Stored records
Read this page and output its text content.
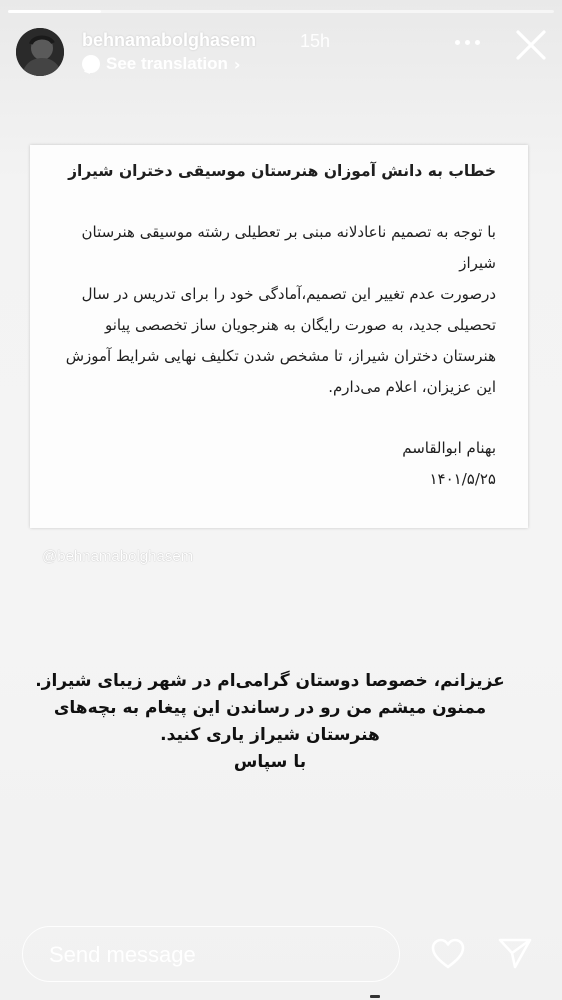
behnamabolghasem 15h
See translation ›
خطاب به دانش آموزان هنرستان موسیقی دختران شیراز

با توجه به تصمیم ناعادلانه مبنی بر تعطیلی رشته موسیقی هنرستان شیراز

درصورت عدم تغییر این تصمیم،آمادگی خود را برای تدریس در سال تحصیلی جدید، به صورت رایگان به هنرجویان ساز تخصصی پیانو هنرستان دختران شیراز، تا مشخص شدن تکلیف نهایی شرایط آموزش این عزیزان، اعلام می‌دارم.

بهنام ابوالقاسم
۱۴۰۱/۵/۲۵
@behnamabolghasem

عزیزانم، خصوصا دوستان گرامی‌ام در شهر زیبای شیراز.

ممنون میشم من رو در رساندن این پیغام به بچه‌های

هنرستان شیراز یاری کنید.

با سپاس

Send message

■ WHAT THE TASK REQUIRES: Word for word, quote the lines above. Omit the pictures.

■ TASK RESULT:
Read this page and output its text content.
behnamabolghasem 15h
See translation ›
خطاب به دانش آموزان هنرستان موسیقی دختران شیراز

با توجه به تصمیم ناعادلانه مبنی بر تعطیلی رشته موسیقی هنرستان شیراز

درصورت عدم تغییر این تصمیم،آمادگی خود را برای تدریس در سال تحصیلی جدید، به صورت رایگان به هنرجویان ساز تخصصی پیانو هنرستان دختران شیراز، تا مشخص شدن تکلیف نهایی شرایط آموزش این عزیزان، اعلام می‌دارم.

بهنام ابوالقاسم
۱۴۰۱/۵/۲۵
@behnamabolghasem

عزیزانم، خصوصا دوستان گرامی‌ام در شهر زیبای شیراز.

ممنون میشم من رو در رساندن این پیغام به بچه‌های

هنرستان شیراز یاری کنید.

با سپاس

Send message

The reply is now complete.